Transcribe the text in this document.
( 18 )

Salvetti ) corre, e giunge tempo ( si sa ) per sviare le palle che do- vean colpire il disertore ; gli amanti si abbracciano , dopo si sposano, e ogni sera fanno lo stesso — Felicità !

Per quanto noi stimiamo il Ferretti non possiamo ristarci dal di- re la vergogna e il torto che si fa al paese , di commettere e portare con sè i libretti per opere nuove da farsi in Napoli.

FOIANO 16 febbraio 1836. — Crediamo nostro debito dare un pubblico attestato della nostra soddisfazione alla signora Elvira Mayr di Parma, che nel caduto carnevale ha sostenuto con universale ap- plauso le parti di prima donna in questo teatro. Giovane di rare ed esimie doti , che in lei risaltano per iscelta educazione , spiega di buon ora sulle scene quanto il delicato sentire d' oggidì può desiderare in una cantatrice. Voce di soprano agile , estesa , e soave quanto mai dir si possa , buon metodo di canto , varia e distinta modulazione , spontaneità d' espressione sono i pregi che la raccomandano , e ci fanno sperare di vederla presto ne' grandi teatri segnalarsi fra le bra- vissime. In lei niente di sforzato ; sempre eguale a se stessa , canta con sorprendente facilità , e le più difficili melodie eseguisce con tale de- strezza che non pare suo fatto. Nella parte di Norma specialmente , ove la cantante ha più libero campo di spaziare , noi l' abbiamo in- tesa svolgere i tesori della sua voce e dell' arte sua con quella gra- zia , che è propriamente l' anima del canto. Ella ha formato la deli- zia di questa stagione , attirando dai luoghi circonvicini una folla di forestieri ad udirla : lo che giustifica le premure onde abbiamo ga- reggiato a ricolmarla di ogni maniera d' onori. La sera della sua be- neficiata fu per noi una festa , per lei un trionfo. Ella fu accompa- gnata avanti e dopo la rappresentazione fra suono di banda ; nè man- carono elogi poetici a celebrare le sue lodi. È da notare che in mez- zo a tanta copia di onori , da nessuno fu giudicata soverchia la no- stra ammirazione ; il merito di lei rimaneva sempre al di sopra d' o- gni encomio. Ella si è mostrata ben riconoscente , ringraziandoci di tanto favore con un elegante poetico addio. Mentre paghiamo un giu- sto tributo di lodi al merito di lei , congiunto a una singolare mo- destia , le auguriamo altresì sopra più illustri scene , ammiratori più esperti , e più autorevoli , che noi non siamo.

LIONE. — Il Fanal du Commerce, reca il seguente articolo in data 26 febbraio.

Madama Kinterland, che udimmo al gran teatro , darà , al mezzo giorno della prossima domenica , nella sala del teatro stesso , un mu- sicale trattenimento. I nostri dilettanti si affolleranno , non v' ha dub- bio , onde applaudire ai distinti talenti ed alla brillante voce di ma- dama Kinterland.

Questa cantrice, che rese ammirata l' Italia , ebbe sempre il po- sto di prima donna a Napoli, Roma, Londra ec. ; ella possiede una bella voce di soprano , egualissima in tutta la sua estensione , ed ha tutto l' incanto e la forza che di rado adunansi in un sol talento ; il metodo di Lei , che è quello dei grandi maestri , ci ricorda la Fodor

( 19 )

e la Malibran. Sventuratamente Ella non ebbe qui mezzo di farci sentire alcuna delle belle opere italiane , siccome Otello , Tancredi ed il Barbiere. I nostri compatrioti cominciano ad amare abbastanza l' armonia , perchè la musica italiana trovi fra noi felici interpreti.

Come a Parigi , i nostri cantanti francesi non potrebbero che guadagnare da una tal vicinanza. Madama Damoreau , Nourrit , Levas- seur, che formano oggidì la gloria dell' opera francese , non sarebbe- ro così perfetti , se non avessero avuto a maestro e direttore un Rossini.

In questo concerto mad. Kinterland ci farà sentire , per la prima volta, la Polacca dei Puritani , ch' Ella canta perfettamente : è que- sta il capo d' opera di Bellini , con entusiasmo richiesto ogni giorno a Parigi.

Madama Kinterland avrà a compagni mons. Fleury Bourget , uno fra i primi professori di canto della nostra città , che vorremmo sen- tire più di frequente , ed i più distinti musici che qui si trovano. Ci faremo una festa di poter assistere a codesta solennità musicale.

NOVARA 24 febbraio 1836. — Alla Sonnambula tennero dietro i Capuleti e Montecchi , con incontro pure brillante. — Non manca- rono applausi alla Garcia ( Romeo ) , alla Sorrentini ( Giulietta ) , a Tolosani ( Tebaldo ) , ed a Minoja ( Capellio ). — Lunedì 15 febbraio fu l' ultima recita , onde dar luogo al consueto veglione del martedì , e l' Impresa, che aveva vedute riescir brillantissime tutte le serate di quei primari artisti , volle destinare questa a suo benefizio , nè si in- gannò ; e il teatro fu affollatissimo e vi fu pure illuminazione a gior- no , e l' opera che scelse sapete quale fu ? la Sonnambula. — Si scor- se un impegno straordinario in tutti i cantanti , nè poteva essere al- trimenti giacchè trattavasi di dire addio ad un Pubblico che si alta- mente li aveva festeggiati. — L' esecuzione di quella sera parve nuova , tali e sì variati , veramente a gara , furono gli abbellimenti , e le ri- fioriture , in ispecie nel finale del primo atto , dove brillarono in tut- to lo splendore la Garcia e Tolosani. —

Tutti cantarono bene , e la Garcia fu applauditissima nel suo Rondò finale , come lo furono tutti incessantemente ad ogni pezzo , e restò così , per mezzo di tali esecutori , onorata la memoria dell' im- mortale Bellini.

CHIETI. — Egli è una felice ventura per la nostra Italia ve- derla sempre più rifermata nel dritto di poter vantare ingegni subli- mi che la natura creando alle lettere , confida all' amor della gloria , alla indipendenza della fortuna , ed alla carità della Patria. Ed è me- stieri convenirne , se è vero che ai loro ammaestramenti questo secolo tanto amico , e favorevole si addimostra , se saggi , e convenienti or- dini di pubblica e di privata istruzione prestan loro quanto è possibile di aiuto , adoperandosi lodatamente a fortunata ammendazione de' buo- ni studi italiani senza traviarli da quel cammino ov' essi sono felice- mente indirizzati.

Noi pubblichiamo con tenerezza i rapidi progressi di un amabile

- - - - -

What to produce >> From the listing above, copy out each line where the word "tutti" appears.

Exercise output >>
NOVARA 24 febbraio 1836. — Alla Sonnambula tennero dietro i Capuleti e Montecchi , con incontro pure brillante. — Non manca- rono applausi alla Garcia ( Romeo ) , alla Sorrentini ( Giulietta ) , a Tolosani ( Tebaldo ) , ed a Minoja ( Capellio ). — Lunedì 15 febbraio fu l' ultima recita , onde dar luogo al consueto veglione del martedì , e l' Impresa, che aveva vedute riescir brillantissime tutte le serate di quei primari artisti , volle destinare questa a suo benefizio , nè si in- gannò ; e il teatro fu affollatissimo e vi fu pure illuminazione a gior- no , e l' opera che scelse sapete quale fu ? la Sonnambula. — Si scor- se un impegno straordinario in tutti i cantanti , nè poteva essere al- trimenti giacchè trattavasi di dire addio ad un Pubblico che si alta- mente li aveva festeggiati. — L' esecuzione di quella sera parve nuova , tali e sì variati , veramente a gara , furono gli abbellimenti , e le ri- fioriture , in ispecie nel finale del primo atto , dove brillarono in tut- to lo splendore la Garcia e Tolosani. —
Tutti cantarono bene , e la Garcia fu applauditissima nel suo Rondò finale , come lo furono tutti incessantemente ad ogni pezzo , e restò così , per mezzo di tali esecutori , onorata la memoria dell' im- mortale Bellini.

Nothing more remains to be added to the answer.